# [DATA IN THIS EXERCISE]

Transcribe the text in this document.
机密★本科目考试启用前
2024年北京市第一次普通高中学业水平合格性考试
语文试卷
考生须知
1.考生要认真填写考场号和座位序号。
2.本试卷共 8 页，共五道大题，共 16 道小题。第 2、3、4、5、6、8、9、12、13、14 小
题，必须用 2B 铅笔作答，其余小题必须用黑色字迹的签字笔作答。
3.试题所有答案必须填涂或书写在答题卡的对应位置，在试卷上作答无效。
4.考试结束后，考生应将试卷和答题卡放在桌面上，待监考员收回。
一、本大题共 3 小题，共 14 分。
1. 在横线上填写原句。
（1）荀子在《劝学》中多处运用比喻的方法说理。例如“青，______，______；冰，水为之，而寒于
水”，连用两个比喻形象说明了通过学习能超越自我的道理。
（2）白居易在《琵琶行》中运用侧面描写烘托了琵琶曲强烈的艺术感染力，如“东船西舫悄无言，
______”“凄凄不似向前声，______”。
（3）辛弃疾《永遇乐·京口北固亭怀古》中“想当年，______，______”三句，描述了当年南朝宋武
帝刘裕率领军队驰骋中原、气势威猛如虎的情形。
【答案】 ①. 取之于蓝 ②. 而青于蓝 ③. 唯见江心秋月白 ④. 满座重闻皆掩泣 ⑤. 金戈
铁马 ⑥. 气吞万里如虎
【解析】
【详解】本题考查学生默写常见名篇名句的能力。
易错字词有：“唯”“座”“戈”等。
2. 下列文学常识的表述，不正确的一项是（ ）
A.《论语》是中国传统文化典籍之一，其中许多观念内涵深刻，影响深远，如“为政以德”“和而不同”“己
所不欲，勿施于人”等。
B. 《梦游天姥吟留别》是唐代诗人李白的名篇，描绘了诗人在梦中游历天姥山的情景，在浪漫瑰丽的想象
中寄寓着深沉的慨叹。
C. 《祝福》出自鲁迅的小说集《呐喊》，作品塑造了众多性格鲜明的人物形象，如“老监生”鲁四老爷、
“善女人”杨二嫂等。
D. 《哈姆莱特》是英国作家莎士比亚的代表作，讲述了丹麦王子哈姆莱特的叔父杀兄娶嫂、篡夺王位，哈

--

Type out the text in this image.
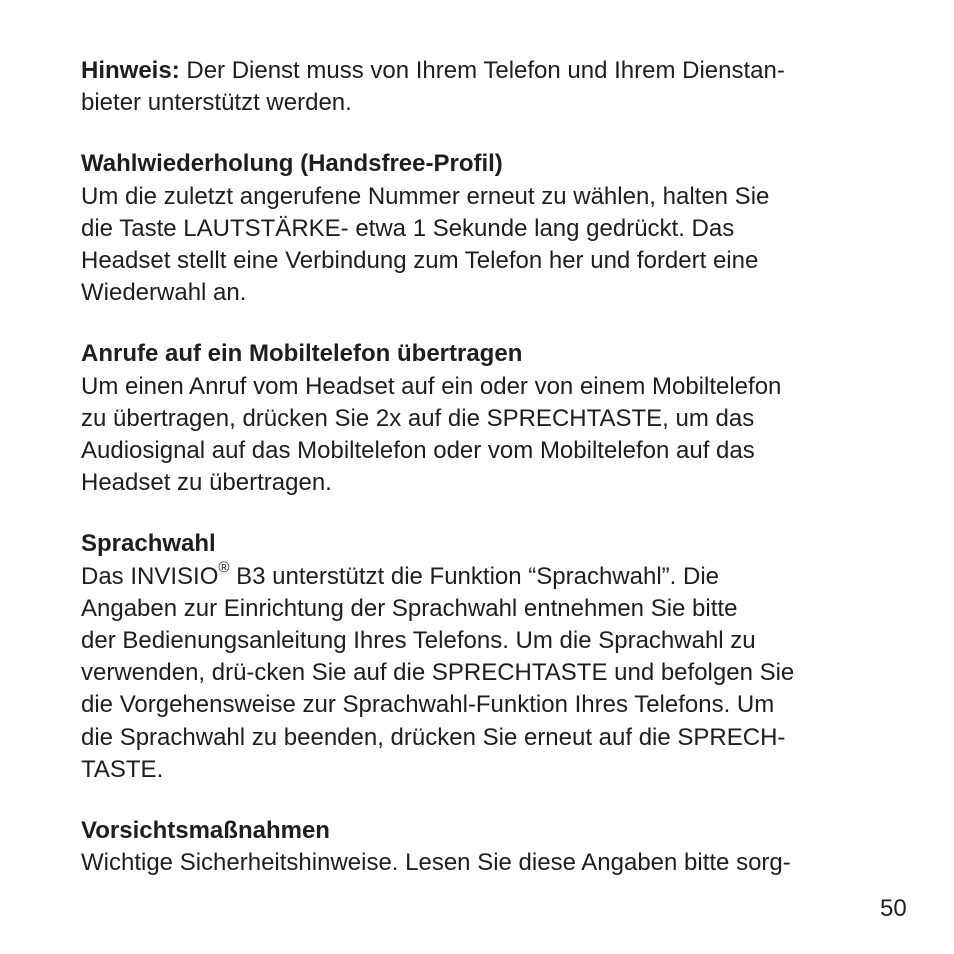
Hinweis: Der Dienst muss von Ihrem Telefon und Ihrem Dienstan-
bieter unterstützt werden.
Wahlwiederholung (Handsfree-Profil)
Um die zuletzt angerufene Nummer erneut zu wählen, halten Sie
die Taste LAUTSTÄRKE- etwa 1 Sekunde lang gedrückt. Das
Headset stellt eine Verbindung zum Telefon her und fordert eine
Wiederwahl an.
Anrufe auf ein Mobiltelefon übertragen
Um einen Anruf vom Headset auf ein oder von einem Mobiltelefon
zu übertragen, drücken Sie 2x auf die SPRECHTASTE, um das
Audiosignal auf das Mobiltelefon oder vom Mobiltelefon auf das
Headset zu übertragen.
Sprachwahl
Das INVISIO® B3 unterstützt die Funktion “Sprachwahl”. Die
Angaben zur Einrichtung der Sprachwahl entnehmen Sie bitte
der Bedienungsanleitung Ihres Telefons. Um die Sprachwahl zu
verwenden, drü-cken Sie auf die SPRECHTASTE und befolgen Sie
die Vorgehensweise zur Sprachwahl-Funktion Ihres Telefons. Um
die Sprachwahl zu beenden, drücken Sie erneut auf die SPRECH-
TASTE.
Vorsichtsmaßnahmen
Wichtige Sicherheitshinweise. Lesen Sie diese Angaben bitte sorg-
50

--

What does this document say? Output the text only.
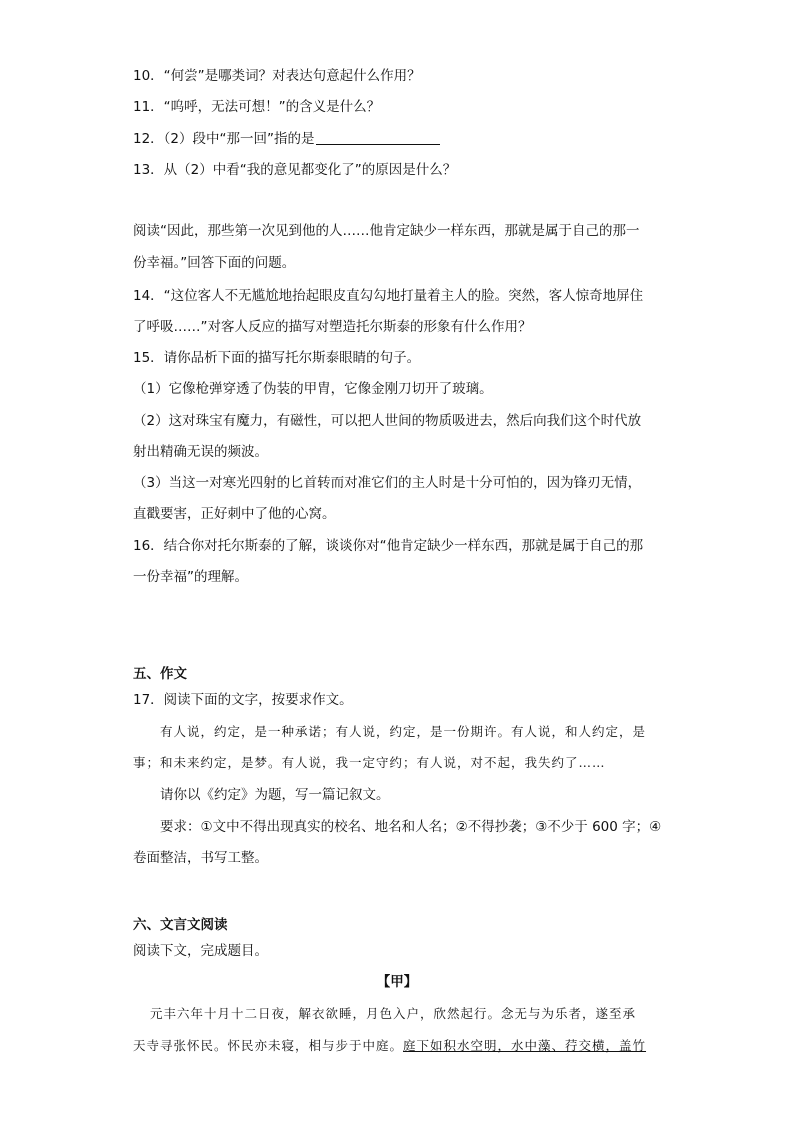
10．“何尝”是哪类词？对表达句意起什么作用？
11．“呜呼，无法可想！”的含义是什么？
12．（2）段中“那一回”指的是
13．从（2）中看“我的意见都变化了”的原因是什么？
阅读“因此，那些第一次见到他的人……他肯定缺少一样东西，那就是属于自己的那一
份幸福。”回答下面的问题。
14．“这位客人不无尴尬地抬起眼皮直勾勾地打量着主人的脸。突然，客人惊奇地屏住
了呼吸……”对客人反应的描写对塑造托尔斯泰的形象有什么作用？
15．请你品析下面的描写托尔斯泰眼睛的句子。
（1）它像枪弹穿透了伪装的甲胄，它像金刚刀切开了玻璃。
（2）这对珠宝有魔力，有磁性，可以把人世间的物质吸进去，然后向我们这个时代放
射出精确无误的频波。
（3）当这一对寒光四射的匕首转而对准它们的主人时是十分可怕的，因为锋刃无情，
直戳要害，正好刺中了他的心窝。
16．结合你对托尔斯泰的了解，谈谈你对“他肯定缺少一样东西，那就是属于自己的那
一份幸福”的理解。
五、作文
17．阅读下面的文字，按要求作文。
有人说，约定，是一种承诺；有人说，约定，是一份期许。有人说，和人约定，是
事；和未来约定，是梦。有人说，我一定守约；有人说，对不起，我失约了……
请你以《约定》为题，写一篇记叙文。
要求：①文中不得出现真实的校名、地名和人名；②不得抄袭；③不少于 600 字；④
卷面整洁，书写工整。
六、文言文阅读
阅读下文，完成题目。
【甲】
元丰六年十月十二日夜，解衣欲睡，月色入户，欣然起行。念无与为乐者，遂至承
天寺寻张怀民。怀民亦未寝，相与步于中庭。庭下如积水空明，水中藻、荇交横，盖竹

# [PROBLEM STATEMENT]
Go through the material above and copy each line that has the word "SPRECHTASTE".

# [FINAL RESULT]
zu übertragen, drücken Sie 2x auf die SPRECHTASTE, um das
verwenden, drü-cken Sie auf die SPRECHTASTE und befolgen Sie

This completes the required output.